▸ Extracted entries
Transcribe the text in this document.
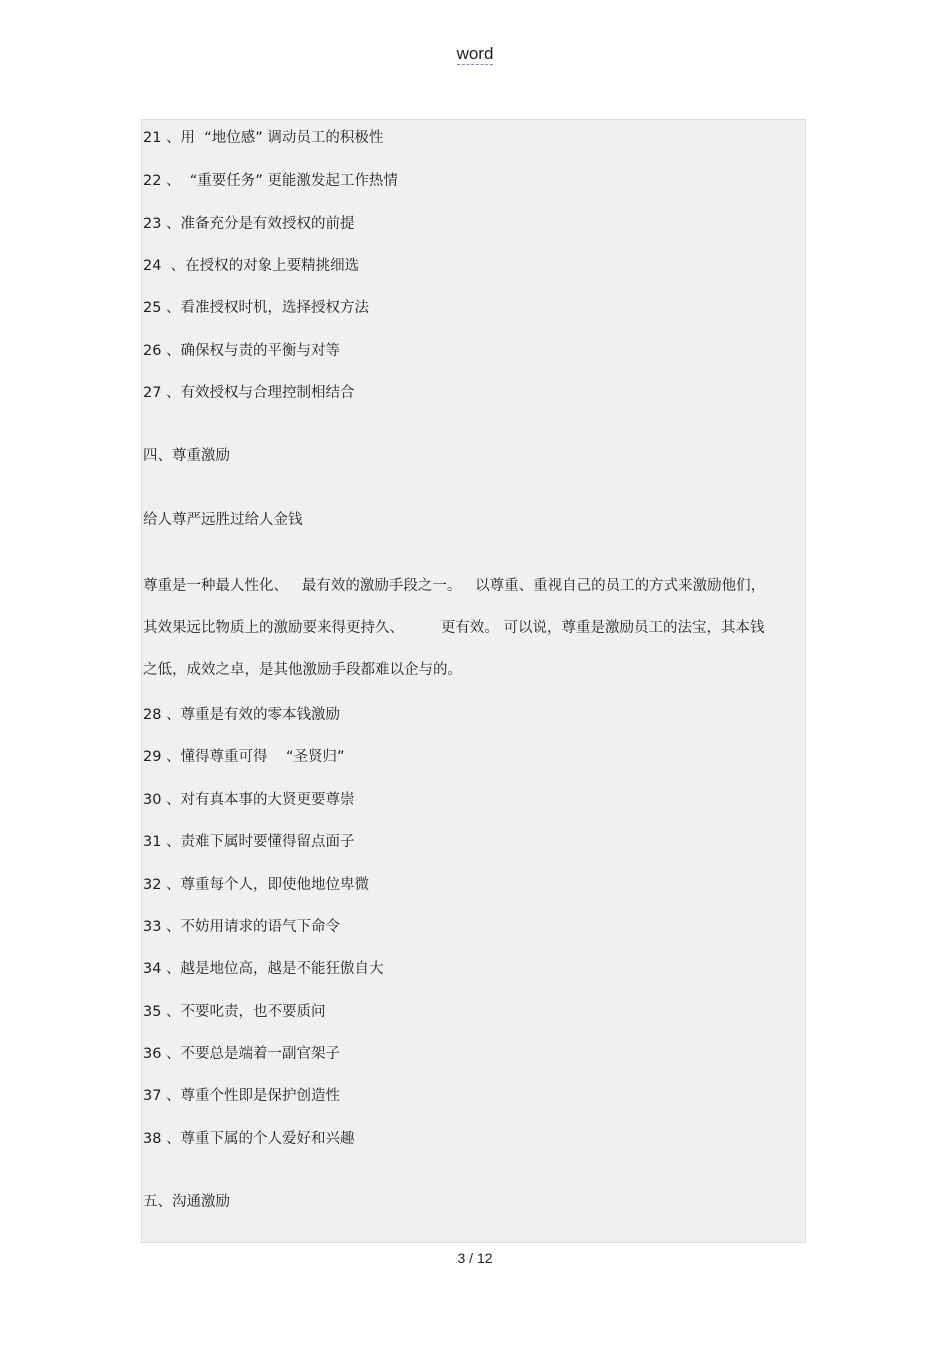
word
21 、用  “地位感” 调动员工的积极性
22 、  “重要任务” 更能激发起工作热情
23 、准备充分是有效授权的前提
24  、在授权的对象上要精挑细选
25 、看准授权时机，选择授权方法
26 、确保权与责的平衡与对等
27 、有效授权与合理控制相结合
四、尊重激励
给人尊严远胜过给人金钱
尊重是一种最人性化、   最有效的激励手段之一。   以尊重、重视自己的员工的方式来激励他们，
其效果远比物质上的激励要来得更持久、        更有效。 可以说，尊重是激励员工的法宝，其本钱
之低，成效之卓，是其他激励手段都难以企与的。
28 、尊重是有效的零本钱激励
29 、懂得尊重可得    “圣贤归”
30 、对有真本事的大贤更要尊崇
31 、责难下属时要懂得留点面子
32 、尊重每个人，即使他地位卑微
33 、不妨用请求的语气下命令
34 、越是地位高，越是不能狂傲自大
35 、不要叱责，也不要质问
36 、不要总是端着一副官架子
37 、尊重个性即是保护创造性
38 、尊重下属的个人爱好和兴趣
五、沟通激励
3 / 12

▸ Exercise
Every entry above should be duplicated exactly. Do not include the images.

▸ Answer for this exercise
Transcribe the text in this document.
word
21 、用  “地位感” 调动员工的积极性
22 、  “重要任务” 更能激发起工作热情
23 、准备充分是有效授权的前提
24  、在授权的对象上要精挑细选
25 、看准授权时机，选择授权方法
26 、确保权与责的平衡与对等
27 、有效授权与合理控制相结合
四、尊重激励
给人尊严远胜过给人金钱
尊重是一种最人性化、   最有效的激励手段之一。   以尊重、重视自己的员工的方式来激励他们，
其效果远比物质上的激励要来得更持久、        更有效。 可以说，尊重是激励员工的法宝，其本钱
之低，成效之卓，是其他激励手段都难以企与的。
28 、尊重是有效的零本钱激励
29 、懂得尊重可得    “圣贤归”
30 、对有真本事的大贤更要尊崇
31 、责难下属时要懂得留点面子
32 、尊重每个人，即使他地位卑微
33 、不妨用请求的语气下命令
34 、越是地位高，越是不能狂傲自大
35 、不要叱责，也不要质问
36 、不要总是端着一副官架子
37 、尊重个性即是保护创造性
38 、尊重下属的个人爱好和兴趣
五、沟通激励
3 / 12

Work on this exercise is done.